- _Set problem_
Reproduce all the entries exactly.

Some records:
* * * * *

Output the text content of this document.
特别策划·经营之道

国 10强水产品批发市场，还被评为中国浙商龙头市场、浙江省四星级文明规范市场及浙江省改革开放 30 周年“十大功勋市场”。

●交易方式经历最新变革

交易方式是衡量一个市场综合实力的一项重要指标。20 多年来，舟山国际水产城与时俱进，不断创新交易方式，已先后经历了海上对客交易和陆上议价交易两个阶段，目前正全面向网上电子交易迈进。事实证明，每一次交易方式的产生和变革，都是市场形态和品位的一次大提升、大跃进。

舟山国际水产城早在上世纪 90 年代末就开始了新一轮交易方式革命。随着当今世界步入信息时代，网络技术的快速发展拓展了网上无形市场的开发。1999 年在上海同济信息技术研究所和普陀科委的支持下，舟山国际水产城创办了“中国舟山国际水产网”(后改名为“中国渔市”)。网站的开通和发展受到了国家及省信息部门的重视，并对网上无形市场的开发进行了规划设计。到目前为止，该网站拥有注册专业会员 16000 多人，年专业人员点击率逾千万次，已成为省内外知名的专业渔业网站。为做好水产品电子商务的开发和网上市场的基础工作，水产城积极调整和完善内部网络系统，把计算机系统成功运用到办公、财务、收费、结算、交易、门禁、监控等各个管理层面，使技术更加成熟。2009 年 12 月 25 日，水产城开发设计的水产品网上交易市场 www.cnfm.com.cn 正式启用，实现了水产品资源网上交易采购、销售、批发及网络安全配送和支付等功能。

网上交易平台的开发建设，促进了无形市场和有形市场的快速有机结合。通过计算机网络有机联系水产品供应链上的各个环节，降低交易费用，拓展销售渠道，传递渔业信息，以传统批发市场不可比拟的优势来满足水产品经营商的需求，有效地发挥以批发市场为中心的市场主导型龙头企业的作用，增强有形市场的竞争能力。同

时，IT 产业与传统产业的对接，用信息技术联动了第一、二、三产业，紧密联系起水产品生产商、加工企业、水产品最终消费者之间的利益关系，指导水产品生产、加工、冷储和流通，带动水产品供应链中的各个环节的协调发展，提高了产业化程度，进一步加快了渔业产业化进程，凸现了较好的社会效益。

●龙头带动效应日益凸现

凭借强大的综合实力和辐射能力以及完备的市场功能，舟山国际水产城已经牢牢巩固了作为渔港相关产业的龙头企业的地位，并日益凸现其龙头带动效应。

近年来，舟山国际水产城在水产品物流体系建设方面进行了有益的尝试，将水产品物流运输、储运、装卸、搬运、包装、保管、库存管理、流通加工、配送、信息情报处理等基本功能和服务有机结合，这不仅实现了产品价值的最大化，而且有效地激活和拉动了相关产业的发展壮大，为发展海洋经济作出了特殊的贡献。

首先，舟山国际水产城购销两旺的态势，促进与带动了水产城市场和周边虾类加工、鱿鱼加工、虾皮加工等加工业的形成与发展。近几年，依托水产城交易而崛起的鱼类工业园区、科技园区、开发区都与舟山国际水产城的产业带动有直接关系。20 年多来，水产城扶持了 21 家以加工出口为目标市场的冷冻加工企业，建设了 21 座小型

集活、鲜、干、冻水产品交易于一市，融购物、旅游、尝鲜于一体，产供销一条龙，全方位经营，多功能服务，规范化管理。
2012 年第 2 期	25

* * * * *

- _Answer for the task_
Output the text content of this document.
特别策划·经营之道

国 10强水产品批发市场，还被评为中国浙商龙头市场、浙江省四星级文明规范市场及浙江省改革开放 30 周年“十大功勋市场”。

●交易方式经历最新变革

交易方式是衡量一个市场综合实力的一项重要指标。20 多年来，舟山国际水产城与时俱进，不断创新交易方式，已先后经历了海上对客交易和陆上议价交易两个阶段，目前正全面向网上电子交易迈进。事实证明，每一次交易方式的产生和变革，都是市场形态和品位的一次大提升、大跃进。

舟山国际水产城早在上世纪 90 年代末就开始了新一轮交易方式革命。随着当今世界步入信息时代，网络技术的快速发展拓展了网上无形市场的开发。1999 年在上海同济信息技术研究所和普陀科委的支持下，舟山国际水产城创办了“中国舟山国际水产网”(后改名为“中国渔市”)。网站的开通和发展受到了国家及省信息部门的重视，并对网上无形市场的开发进行了规划设计。到目前为止，该网站拥有注册专业会员 16000 多人，年专业人员点击率逾千万次，已成为省内外知名的专业渔业网站。为做好水产品电子商务的开发和网上市场的基础工作，水产城积极调整和完善内部网络系统，把计算机系统成功运用到办公、财务、收费、结算、交易、门禁、监控等各个管理层面，使技术更加成熟。2009 年 12 月 25 日，水产城开发设计的水产品网上交易市场 www.cnfm.com.cn 正式启用，实现了水产品资源网上交易采购、销售、批发及网络安全配送和支付等功能。

网上交易平台的开发建设，促进了无形市场和有形市场的快速有机结合。通过计算机网络有机联系水产品供应链上的各个环节，降低交易费用，拓展销售渠道，传递渔业信息，以传统批发市场不可比拟的优势来满足水产品经营商的需求，有效地发挥以批发市场为中心的市场主导型龙头企业的作用，增强有形市场的竞争能力。同

时，IT 产业与传统产业的对接，用信息技术联动了第一、二、三产业，紧密联系起水产品生产商、加工企业、水产品最终消费者之间的利益关系，指导水产品生产、加工、冷储和流通，带动水产品供应链中的各个环节的协调发展，提高了产业化程度，进一步加快了渔业产业化进程，凸现了较好的社会效益。

●龙头带动效应日益凸现

凭借强大的综合实力和辐射能力以及完备的市场功能，舟山国际水产城已经牢牢巩固了作为渔港相关产业的龙头企业的地位，并日益凸现其龙头带动效应。

近年来，舟山国际水产城在水产品物流体系建设方面进行了有益的尝试，将水产品物流运输、储运、装卸、搬运、包装、保管、库存管理、流通加工、配送、信息情报处理等基本功能和服务有机结合，这不仅实现了产品价值的最大化，而且有效地激活和拉动了相关产业的发展壮大，为发展海洋经济作出了特殊的贡献。

首先，舟山国际水产城购销两旺的态势，促进与带动了水产城市场和周边虾类加工、鱿鱼加工、虾皮加工等加工业的形成与发展。近几年，依托水产城交易而崛起的鱼类工业园区、科技园区、开发区都与舟山国际水产城的产业带动有直接关系。20 年多来，水产城扶持了 21 家以加工出口为目标市场的冷冻加工企业，建设了 21 座小型

集活、鲜、干、冻水产品交易于一市，融购物、旅游、尝鲜于一体，产供销一条龙，全方位经营，多功能服务，规范化管理。
2012 年第 2 期	25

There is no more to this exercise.